(Stored entries)

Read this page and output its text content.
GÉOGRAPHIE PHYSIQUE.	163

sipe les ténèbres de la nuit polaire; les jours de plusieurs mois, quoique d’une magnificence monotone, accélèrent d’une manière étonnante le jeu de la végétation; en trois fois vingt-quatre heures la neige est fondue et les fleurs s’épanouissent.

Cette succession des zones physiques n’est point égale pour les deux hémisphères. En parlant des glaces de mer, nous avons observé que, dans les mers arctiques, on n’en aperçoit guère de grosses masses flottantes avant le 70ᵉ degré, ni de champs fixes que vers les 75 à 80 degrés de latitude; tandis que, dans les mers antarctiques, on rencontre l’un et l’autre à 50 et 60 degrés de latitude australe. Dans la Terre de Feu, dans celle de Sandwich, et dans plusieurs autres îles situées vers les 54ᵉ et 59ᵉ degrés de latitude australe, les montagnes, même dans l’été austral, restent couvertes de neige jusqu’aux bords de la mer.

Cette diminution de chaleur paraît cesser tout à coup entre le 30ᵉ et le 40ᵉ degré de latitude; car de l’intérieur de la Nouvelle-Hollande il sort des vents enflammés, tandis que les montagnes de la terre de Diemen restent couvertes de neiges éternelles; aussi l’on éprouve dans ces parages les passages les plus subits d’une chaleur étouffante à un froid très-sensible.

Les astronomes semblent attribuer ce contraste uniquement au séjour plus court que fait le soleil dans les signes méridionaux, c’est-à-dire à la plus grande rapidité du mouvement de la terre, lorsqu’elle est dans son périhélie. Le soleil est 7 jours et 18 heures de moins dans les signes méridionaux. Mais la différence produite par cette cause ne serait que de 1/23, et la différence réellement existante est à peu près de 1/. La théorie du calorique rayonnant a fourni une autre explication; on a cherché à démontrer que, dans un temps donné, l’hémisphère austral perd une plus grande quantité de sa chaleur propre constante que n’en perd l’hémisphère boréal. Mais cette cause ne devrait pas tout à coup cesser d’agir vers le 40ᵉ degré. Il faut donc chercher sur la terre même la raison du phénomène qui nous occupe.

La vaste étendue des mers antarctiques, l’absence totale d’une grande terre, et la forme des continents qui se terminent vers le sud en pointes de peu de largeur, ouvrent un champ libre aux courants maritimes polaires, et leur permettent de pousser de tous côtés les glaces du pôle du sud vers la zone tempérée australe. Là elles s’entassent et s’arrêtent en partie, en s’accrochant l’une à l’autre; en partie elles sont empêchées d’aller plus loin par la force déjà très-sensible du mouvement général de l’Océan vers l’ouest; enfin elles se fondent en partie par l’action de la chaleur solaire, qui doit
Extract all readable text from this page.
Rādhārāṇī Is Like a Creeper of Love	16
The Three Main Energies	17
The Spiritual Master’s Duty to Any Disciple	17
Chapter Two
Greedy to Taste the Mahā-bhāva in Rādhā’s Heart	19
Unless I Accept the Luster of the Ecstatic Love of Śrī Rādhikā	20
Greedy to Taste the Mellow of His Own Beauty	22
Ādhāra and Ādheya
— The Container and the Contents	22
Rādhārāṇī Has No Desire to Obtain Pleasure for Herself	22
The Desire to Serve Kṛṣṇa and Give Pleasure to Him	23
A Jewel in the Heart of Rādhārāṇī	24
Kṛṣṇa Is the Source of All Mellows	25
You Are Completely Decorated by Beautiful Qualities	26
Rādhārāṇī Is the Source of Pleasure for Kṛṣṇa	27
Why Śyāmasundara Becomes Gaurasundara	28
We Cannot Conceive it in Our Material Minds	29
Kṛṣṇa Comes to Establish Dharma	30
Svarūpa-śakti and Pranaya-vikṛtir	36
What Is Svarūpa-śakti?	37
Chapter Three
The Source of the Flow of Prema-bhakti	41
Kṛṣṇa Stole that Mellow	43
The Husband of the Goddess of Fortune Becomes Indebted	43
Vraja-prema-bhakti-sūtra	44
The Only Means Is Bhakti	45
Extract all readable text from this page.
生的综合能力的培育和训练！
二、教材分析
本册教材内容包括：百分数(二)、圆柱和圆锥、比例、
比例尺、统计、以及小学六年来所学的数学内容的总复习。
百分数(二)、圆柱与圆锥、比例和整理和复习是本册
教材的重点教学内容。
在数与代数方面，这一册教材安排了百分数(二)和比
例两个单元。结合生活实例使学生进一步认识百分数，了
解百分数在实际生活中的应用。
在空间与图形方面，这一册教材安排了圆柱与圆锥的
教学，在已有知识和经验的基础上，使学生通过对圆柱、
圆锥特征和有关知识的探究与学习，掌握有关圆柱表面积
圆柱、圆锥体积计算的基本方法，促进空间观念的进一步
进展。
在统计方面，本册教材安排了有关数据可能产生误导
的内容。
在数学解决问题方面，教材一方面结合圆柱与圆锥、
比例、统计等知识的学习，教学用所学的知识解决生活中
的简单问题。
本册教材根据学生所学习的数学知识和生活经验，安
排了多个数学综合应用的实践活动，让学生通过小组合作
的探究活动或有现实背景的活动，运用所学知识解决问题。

WRITTEN REQUEST:
Show the lines that mention the word "Three".

REPLY:
The Three Main Energies	17
Chapter Three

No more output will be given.